> The input
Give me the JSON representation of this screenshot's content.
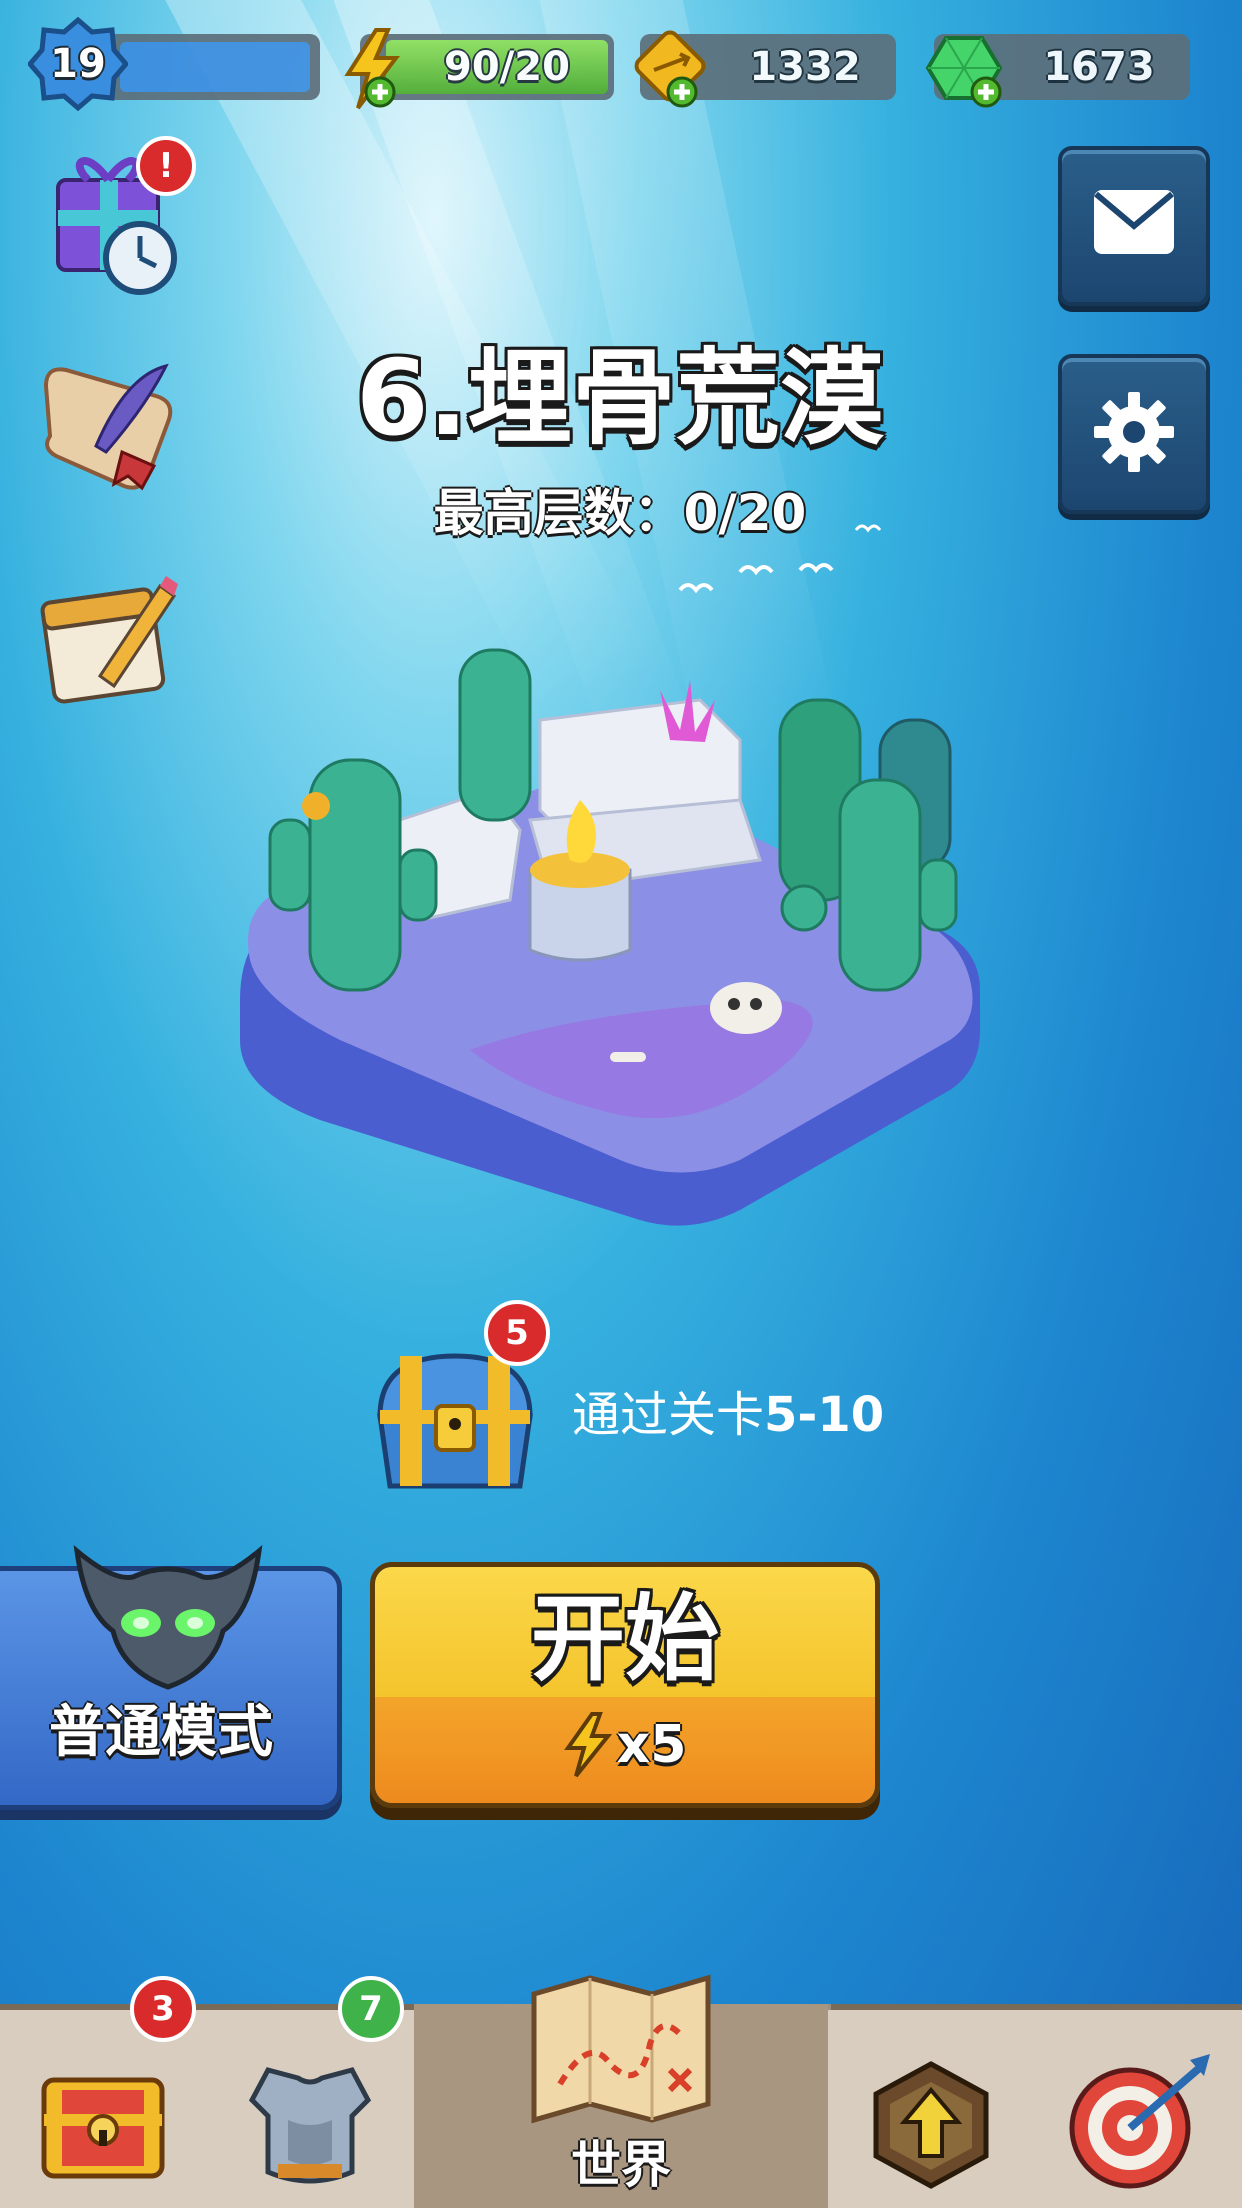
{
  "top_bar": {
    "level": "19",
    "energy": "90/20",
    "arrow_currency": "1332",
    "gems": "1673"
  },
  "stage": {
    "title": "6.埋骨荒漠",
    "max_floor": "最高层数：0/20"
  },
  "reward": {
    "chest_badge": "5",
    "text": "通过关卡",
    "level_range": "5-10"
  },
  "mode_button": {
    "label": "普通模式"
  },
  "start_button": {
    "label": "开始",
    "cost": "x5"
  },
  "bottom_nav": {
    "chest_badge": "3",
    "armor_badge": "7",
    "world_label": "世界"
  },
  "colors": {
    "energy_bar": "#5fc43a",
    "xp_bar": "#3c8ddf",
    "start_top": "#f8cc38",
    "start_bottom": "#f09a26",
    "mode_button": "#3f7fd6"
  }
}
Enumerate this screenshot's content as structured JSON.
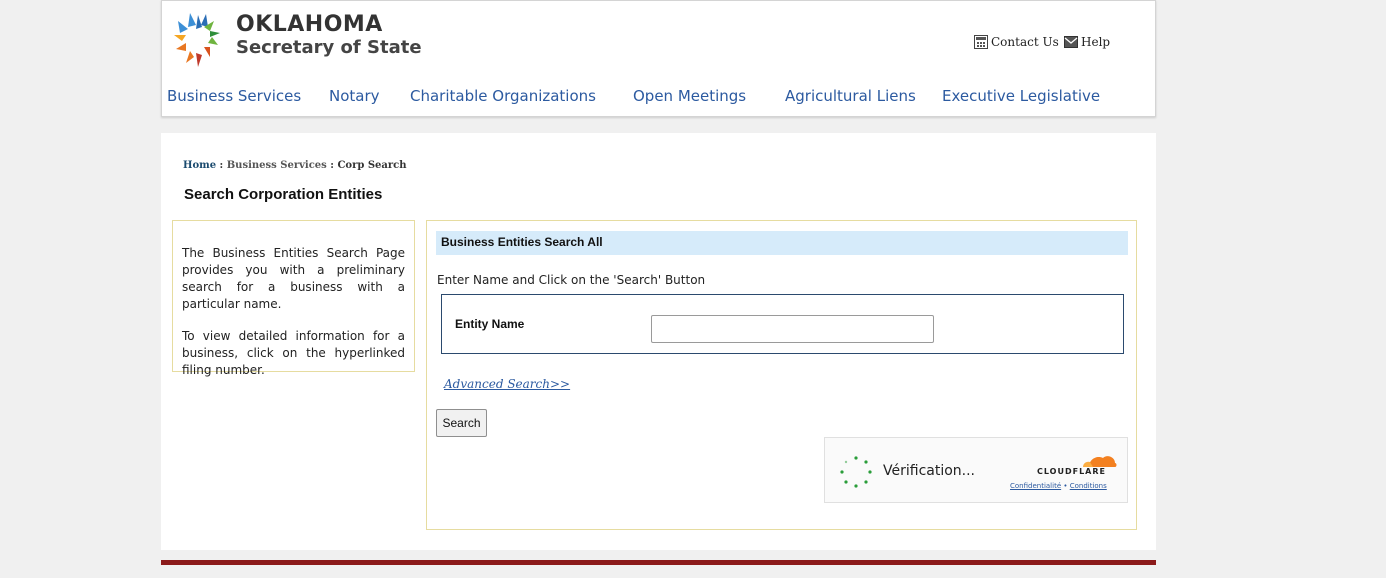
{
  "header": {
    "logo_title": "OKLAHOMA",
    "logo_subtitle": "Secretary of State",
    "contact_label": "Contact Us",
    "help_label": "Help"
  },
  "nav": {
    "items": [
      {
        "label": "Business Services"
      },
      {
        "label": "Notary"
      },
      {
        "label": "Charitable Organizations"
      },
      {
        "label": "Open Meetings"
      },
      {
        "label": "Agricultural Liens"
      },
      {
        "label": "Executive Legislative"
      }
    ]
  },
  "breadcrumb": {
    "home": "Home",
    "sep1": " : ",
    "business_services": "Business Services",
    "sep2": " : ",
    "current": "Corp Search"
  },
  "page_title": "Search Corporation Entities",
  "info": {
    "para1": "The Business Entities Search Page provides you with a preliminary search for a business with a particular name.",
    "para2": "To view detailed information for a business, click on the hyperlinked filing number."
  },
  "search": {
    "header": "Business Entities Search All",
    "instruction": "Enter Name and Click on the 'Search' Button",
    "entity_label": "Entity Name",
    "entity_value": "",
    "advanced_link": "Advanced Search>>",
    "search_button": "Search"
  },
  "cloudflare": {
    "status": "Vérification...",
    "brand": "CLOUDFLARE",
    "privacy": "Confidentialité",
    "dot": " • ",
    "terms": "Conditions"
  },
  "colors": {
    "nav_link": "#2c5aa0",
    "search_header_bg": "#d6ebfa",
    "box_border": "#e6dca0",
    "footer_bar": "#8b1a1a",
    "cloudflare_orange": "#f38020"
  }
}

> What you have to do
Look through the data above. Find each line with the string "screenshot" and copy it.

> Response to this task
Give me the JSON representation of this screenshot's content.
Enumerate this screenshot's content as structured JSON.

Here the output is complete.